DATA FOR THIS EXERCISE start

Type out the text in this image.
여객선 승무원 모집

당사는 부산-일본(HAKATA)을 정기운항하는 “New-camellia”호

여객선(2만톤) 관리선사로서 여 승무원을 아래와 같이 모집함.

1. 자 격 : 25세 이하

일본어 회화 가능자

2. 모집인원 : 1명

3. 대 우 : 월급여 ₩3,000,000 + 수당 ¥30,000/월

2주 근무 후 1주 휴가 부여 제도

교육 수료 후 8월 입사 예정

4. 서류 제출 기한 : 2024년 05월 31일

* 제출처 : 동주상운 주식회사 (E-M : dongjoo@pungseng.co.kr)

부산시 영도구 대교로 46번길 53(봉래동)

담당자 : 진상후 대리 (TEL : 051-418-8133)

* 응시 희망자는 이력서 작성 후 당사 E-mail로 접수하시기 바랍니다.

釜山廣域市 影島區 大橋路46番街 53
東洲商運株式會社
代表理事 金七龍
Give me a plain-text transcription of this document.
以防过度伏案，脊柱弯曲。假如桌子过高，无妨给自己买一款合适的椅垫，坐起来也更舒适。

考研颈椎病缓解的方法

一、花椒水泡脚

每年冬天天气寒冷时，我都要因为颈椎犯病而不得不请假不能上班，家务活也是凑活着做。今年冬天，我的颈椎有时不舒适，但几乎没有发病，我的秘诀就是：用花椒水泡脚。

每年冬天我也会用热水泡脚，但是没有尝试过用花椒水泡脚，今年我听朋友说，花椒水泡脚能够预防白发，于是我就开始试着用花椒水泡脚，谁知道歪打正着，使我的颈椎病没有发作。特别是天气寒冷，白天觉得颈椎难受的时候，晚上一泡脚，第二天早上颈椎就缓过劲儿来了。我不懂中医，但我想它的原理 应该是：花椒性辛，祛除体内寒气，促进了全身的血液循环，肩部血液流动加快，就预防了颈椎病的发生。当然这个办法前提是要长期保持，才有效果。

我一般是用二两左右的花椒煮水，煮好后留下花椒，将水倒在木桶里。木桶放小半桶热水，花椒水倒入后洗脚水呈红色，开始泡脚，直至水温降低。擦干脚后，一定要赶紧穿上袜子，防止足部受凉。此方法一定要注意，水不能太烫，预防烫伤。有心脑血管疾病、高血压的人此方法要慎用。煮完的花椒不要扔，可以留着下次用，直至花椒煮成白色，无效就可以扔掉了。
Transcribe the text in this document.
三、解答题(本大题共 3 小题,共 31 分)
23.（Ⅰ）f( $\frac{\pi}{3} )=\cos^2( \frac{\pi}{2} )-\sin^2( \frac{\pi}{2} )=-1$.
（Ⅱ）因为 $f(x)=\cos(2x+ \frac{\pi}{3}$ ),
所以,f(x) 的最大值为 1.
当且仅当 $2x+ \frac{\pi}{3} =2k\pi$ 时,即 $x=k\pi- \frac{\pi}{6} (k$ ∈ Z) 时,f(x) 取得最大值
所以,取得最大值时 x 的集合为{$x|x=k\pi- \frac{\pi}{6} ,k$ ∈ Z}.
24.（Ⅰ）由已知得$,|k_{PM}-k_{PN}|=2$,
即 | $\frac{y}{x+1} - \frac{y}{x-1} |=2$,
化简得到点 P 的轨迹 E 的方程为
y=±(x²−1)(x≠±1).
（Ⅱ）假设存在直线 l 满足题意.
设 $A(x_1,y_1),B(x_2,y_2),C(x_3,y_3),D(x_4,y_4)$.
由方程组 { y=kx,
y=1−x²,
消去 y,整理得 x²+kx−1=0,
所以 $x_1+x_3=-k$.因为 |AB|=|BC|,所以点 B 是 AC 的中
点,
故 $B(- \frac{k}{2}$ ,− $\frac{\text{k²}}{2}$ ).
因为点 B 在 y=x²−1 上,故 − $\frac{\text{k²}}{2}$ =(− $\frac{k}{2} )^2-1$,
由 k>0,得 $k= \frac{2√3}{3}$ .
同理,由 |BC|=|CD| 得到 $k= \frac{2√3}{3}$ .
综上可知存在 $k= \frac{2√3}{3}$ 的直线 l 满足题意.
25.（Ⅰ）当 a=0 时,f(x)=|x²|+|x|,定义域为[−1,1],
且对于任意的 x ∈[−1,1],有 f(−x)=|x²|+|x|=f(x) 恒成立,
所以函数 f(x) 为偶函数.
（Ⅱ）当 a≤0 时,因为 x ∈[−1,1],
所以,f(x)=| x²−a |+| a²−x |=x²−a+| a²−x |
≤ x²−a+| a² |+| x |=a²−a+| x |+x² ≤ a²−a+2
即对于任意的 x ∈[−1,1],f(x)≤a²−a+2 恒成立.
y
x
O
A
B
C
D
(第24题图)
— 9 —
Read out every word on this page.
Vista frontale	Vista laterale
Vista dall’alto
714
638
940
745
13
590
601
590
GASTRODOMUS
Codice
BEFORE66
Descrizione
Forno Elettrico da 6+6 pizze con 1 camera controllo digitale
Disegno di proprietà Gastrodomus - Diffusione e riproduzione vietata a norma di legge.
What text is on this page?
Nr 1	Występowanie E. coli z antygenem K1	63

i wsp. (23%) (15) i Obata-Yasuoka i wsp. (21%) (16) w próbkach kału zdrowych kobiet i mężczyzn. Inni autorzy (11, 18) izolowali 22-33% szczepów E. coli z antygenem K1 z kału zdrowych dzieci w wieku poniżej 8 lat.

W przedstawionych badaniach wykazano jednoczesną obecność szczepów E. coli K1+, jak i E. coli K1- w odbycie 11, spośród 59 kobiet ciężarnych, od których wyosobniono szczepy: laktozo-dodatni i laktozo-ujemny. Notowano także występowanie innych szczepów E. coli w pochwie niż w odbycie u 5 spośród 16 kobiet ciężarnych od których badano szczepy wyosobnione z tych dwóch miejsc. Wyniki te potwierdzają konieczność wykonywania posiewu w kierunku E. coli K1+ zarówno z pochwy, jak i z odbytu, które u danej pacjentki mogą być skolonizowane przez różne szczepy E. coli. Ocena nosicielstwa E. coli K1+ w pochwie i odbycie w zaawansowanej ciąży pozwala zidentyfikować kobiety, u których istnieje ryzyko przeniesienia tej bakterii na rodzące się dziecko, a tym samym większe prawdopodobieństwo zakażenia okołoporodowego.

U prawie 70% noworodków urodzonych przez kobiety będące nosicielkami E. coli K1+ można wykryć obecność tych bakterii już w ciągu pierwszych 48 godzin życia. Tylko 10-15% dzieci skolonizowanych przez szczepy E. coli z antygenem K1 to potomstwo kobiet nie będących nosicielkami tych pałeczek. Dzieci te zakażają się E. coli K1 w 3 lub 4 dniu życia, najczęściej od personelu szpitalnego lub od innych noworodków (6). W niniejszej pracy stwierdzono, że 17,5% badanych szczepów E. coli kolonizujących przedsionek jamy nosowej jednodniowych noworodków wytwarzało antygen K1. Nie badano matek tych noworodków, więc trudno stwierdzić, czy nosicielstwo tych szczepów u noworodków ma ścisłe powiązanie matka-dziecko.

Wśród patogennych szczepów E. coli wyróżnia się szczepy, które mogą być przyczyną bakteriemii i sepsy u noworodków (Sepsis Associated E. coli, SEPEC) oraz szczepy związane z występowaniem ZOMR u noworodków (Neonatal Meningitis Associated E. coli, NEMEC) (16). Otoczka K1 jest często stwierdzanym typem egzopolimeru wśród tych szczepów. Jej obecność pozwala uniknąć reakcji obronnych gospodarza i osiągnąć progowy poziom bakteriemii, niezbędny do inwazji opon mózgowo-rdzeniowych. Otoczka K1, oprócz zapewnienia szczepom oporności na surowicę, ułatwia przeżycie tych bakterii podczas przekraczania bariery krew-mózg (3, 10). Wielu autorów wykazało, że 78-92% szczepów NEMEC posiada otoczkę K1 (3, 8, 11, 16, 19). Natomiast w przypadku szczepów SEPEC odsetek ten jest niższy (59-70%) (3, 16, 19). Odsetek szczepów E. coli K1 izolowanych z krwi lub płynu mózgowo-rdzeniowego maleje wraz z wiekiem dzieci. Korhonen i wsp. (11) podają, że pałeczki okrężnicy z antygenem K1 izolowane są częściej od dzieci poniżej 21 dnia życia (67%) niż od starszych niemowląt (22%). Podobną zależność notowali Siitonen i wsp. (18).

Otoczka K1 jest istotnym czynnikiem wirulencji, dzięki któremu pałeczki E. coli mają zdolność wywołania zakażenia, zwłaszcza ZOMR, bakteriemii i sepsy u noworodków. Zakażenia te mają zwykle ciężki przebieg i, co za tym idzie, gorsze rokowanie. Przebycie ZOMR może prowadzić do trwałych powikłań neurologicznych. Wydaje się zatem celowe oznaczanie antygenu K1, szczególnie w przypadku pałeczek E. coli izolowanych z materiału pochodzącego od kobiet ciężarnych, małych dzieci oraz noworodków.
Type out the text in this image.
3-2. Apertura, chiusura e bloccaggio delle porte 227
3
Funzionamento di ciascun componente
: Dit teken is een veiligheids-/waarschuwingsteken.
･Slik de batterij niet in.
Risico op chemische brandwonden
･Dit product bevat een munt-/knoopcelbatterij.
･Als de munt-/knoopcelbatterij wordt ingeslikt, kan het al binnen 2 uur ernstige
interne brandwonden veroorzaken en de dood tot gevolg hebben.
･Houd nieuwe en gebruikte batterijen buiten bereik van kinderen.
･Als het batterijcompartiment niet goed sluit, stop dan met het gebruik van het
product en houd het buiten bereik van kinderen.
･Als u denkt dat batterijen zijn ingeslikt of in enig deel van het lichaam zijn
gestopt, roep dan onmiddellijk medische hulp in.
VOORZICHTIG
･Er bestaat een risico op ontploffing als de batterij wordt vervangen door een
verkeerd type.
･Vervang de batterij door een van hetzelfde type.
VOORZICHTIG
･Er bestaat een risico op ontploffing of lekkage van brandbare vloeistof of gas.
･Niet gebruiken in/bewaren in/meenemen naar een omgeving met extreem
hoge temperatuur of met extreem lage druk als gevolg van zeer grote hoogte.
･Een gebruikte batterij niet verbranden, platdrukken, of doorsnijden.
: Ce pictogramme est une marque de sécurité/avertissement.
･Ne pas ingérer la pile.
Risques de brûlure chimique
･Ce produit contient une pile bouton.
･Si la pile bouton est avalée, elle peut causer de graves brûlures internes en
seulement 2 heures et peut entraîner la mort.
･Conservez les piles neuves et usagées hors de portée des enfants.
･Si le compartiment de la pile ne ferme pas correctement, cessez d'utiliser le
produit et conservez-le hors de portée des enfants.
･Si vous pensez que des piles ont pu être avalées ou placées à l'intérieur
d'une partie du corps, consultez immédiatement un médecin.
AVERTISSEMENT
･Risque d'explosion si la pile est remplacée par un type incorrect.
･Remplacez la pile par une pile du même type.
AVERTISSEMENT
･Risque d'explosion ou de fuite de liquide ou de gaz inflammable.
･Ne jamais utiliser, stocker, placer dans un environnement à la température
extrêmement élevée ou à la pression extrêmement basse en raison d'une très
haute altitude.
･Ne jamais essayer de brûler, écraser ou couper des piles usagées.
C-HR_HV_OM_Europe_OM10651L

DATA FOR THIS EXERCISE end

EXERCISE:
Pull out every line of the records above that contains the word "ingeslikt".

SOLUTION:
･Als de munt-/knoopcelbatterij wordt ingeslikt, kan het al binnen 2 uur ernstige
･Als u denkt dat batterijen zijn ingeslikt of in enig deel van het lichaam zijn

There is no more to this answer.